Work to do:
Locate the word "near" in the material, then show every line that holds it.

Records for the exercise:
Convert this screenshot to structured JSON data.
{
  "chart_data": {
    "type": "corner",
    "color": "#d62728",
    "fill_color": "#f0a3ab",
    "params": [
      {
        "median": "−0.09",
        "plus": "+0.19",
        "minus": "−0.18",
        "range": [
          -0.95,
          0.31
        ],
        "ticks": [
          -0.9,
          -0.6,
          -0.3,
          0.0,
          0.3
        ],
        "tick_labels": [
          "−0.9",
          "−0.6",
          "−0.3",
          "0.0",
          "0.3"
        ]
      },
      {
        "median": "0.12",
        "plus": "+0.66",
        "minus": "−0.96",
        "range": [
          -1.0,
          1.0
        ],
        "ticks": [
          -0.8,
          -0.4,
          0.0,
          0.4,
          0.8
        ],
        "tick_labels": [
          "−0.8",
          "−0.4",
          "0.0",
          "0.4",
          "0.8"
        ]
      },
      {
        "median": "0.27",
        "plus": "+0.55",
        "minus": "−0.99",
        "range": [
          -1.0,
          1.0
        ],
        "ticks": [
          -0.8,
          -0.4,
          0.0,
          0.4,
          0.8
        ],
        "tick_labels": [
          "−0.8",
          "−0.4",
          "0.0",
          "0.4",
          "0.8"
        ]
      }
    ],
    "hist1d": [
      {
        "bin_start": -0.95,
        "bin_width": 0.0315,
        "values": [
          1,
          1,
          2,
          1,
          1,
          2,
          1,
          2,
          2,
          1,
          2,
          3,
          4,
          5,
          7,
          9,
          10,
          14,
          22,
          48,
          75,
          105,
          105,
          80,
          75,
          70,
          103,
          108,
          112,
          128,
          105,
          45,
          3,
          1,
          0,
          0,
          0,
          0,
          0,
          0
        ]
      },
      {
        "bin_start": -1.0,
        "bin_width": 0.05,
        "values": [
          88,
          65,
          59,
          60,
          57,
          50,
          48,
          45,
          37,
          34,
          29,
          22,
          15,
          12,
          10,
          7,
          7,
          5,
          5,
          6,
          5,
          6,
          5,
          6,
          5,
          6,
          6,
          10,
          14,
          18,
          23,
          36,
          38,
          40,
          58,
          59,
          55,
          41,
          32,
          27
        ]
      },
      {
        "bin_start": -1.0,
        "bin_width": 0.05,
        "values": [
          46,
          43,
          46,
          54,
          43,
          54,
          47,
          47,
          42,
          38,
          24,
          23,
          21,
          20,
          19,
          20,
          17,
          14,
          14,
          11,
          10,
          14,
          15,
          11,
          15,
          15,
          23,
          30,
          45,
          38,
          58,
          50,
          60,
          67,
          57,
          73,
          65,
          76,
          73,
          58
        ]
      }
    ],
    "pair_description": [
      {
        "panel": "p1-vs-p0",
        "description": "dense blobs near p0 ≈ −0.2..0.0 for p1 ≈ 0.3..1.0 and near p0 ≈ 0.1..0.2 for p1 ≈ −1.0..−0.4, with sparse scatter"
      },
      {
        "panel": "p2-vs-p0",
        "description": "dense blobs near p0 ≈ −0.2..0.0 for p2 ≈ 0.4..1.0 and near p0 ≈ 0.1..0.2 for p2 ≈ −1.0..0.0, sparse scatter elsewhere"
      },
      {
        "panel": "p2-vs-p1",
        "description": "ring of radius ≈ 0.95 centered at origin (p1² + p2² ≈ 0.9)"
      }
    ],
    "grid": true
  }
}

Answer below:
        "description": "dense blobs near p0 ≈ −0.2..0.0 for p1 ≈ 0.3..1.0 and near p0 ≈ 0.1..0.2 for p1 ≈ −1.0..−0.4, with sparse scatter"
        "description": "dense blobs near p0 ≈ −0.2..0.0 for p2 ≈ 0.4..1.0 and near p0 ≈ 0.1..0.2 for p2 ≈ −1.0..0.0, sparse scatter elsewhere"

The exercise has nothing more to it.